WHAT YOU ARE ASKED TO DO
Select lines where the word "brand" appears.

DATA EXCERPTS
= = = = = = =
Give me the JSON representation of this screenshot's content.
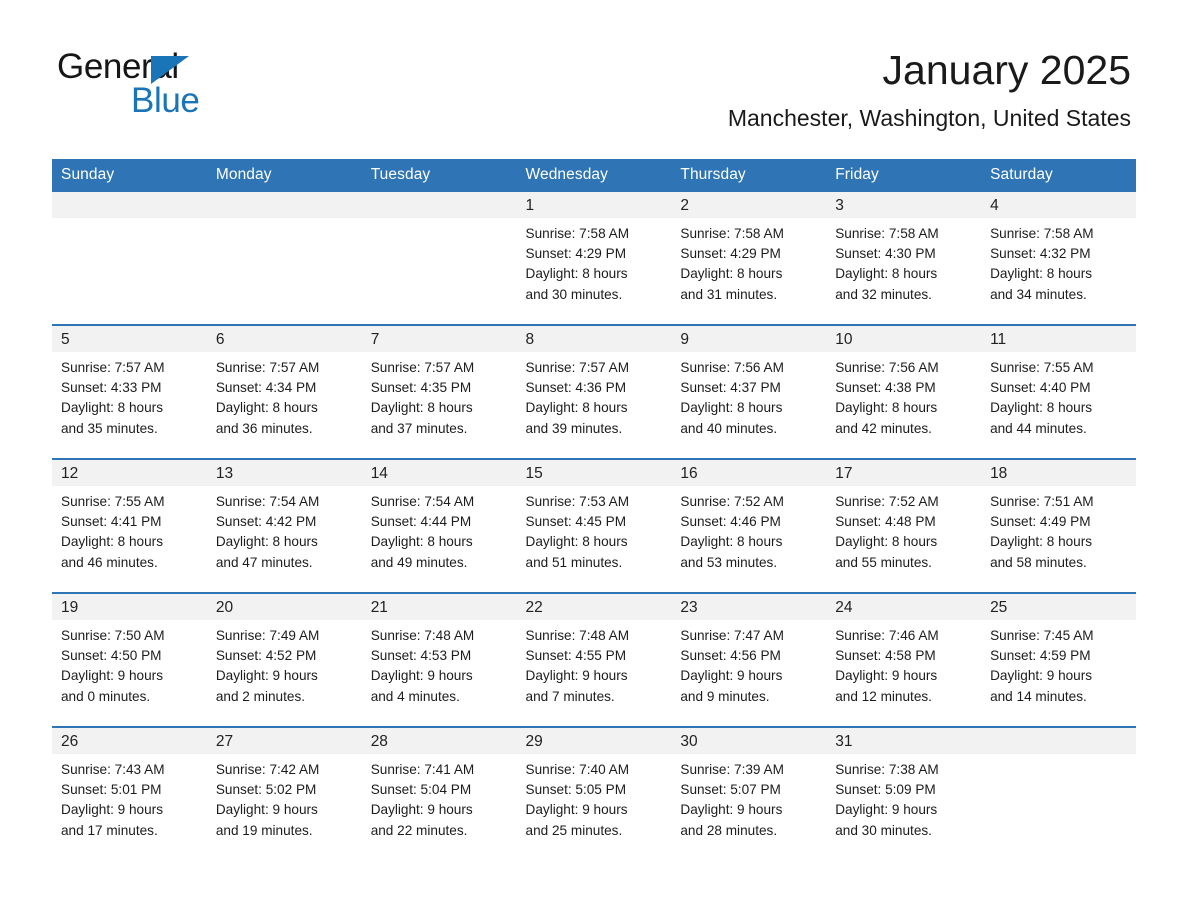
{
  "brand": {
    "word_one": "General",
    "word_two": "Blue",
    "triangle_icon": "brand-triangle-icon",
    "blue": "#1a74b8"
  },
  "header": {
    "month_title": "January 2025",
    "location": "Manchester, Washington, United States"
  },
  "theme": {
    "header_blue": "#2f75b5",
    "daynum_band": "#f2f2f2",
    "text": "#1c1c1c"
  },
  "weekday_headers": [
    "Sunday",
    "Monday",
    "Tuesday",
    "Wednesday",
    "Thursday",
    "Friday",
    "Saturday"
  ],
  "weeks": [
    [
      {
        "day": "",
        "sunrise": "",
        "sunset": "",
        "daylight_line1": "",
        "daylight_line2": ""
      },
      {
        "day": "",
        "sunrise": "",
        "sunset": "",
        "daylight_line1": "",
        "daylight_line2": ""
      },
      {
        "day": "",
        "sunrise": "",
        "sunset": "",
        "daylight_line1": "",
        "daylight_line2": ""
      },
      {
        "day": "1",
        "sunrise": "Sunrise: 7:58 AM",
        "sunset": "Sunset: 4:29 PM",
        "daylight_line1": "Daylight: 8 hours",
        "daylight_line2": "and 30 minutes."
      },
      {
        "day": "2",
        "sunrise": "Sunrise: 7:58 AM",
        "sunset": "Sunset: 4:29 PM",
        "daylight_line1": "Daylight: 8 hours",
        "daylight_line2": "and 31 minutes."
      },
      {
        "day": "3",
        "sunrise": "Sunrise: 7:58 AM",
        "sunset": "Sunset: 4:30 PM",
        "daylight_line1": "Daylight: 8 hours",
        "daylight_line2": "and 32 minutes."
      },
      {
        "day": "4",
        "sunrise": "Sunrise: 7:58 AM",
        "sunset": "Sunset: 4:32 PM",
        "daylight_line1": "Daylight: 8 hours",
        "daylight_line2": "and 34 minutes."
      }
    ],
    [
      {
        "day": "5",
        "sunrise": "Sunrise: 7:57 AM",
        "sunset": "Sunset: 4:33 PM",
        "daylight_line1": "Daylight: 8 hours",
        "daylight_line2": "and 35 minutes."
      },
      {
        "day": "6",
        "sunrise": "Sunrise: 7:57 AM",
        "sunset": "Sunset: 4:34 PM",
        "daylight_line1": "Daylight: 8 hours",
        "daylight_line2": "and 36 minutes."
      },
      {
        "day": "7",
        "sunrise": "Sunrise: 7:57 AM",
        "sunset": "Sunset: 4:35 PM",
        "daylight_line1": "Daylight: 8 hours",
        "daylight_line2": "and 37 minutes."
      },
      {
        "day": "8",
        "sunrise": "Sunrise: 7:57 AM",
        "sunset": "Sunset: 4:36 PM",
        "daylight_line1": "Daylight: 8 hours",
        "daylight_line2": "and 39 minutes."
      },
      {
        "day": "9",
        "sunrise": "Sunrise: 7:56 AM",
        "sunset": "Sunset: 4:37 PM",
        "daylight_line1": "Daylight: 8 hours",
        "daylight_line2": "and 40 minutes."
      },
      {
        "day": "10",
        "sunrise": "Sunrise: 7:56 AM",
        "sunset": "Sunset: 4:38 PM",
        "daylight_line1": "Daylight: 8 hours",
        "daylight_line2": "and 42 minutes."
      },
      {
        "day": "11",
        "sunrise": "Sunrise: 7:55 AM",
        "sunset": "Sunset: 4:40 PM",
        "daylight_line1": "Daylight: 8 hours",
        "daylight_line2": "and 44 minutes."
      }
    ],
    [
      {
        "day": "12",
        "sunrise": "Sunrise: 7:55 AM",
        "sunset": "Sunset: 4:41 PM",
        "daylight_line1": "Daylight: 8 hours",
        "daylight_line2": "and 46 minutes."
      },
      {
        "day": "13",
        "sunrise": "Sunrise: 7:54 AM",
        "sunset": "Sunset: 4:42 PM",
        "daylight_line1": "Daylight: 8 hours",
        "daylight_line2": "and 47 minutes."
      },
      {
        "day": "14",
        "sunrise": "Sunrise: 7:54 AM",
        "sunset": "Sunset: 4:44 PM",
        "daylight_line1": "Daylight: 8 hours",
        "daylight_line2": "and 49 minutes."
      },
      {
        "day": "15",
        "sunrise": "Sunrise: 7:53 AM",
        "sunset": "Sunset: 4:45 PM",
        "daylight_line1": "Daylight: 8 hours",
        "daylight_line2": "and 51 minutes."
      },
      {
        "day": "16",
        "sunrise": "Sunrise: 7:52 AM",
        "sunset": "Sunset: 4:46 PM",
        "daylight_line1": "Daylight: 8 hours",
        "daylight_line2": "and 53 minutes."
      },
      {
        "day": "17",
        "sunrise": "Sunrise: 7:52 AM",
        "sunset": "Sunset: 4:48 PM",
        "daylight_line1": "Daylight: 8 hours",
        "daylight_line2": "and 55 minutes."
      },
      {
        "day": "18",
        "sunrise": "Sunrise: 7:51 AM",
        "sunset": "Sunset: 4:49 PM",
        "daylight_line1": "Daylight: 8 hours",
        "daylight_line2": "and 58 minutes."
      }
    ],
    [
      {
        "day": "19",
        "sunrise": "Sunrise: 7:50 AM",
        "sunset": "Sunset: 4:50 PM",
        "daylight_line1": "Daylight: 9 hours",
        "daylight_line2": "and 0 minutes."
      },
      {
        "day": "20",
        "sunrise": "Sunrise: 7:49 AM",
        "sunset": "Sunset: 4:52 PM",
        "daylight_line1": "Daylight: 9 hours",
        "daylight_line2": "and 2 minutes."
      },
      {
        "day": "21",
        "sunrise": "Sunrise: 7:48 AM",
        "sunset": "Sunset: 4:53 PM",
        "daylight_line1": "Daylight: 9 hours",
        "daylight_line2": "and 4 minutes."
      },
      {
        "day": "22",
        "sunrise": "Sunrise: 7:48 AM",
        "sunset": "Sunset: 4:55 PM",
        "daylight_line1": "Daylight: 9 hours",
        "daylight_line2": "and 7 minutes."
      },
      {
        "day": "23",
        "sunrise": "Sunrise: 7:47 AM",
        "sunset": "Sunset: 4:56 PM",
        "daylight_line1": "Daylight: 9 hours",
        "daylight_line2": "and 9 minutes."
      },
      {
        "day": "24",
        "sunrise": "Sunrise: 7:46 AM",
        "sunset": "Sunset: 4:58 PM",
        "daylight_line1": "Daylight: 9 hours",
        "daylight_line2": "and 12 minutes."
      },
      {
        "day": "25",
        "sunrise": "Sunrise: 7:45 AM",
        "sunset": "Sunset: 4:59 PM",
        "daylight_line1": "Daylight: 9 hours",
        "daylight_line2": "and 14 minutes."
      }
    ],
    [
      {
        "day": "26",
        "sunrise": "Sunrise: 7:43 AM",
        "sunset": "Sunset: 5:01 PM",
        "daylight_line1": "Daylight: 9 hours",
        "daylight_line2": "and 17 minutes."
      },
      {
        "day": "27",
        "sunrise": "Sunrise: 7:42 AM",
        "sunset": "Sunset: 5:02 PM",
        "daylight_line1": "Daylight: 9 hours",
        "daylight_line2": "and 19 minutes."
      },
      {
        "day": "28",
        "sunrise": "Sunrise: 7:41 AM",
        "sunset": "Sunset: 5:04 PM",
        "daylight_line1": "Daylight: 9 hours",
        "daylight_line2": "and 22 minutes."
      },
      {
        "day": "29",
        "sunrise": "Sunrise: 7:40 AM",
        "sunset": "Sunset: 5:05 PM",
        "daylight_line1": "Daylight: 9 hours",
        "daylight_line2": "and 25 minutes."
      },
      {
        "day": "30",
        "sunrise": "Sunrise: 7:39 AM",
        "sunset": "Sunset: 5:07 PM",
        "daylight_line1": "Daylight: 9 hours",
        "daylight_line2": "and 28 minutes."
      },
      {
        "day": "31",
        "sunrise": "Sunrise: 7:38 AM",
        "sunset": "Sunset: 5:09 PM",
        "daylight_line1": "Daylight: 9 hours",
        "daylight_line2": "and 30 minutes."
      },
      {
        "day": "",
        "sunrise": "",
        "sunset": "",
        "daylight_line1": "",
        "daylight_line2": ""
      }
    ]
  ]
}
= = = = = = =
RESPONSE
  "brand": {
    "triangle_icon": "brand-triangle-icon",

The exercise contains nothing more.